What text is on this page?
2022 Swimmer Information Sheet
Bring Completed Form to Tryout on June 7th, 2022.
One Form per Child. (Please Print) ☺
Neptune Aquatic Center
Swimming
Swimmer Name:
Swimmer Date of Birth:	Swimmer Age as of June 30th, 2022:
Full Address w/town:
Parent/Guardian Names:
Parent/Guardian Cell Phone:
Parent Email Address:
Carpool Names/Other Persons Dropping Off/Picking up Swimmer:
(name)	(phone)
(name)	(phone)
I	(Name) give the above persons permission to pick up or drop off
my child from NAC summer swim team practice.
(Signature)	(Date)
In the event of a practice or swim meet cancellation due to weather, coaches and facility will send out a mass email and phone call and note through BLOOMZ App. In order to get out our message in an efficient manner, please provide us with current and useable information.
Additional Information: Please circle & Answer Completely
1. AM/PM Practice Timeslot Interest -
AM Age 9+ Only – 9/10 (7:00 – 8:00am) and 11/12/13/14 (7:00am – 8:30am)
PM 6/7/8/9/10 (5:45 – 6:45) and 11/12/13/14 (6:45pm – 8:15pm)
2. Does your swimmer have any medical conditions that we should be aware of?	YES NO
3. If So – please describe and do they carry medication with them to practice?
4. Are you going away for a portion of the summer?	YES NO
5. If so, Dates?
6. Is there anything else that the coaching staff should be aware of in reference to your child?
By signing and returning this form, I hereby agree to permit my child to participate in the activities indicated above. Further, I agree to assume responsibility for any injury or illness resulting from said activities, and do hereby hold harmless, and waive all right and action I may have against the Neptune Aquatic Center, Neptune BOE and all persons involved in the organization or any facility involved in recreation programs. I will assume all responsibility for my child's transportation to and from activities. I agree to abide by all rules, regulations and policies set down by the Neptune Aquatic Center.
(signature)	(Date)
■ ■ ■ ■ ■
Copy all of the material word for word.

_FULL SOLUTION_
What text is on this page?
2022 Swimmer Information Sheet
Bring Completed Form to Tryout on June 7th, 2022.
One Form per Child. (Please Print) ☺
Neptune Aquatic Center
Swimming
Swimmer Name:
Swimmer Date of Birth:	Swimmer Age as of June 30th, 2022:
Full Address w/town:
Parent/Guardian Names:
Parent/Guardian Cell Phone:
Parent Email Address:
Carpool Names/Other Persons Dropping Off/Picking up Swimmer:
(name)	(phone)
(name)	(phone)
I	(Name) give the above persons permission to pick up or drop off
my child from NAC summer swim team practice.
(Signature)	(Date)
In the event of a practice or swim meet cancellation due to weather, coaches and facility will send out a mass email and phone call and note through BLOOMZ App. In order to get out our message in an efficient manner, please provide us with current and useable information.
Additional Information: Please circle & Answer Completely
1. AM/PM Practice Timeslot Interest -
AM Age 9+ Only – 9/10 (7:00 – 8:00am) and 11/12/13/14 (7:00am – 8:30am)
PM 6/7/8/9/10 (5:45 – 6:45) and 11/12/13/14 (6:45pm – 8:15pm)
2. Does your swimmer have any medical conditions that we should be aware of?	YES NO
3. If So – please describe and do they carry medication with them to practice?
4. Are you going away for a portion of the summer?	YES NO
5. If so, Dates?
6. Is there anything else that the coaching staff should be aware of in reference to your child?
By signing and returning this form, I hereby agree to permit my child to participate in the activities indicated above. Further, I agree to assume responsibility for any injury or illness resulting from said activities, and do hereby hold harmless, and waive all right and action I may have against the Neptune Aquatic Center, Neptune BOE and all persons involved in the organization or any facility involved in recreation programs. I will assume all responsibility for my child's transportation to and from activities. I agree to abide by all rules, regulations and policies set down by the Neptune Aquatic Center.
(signature)	(Date)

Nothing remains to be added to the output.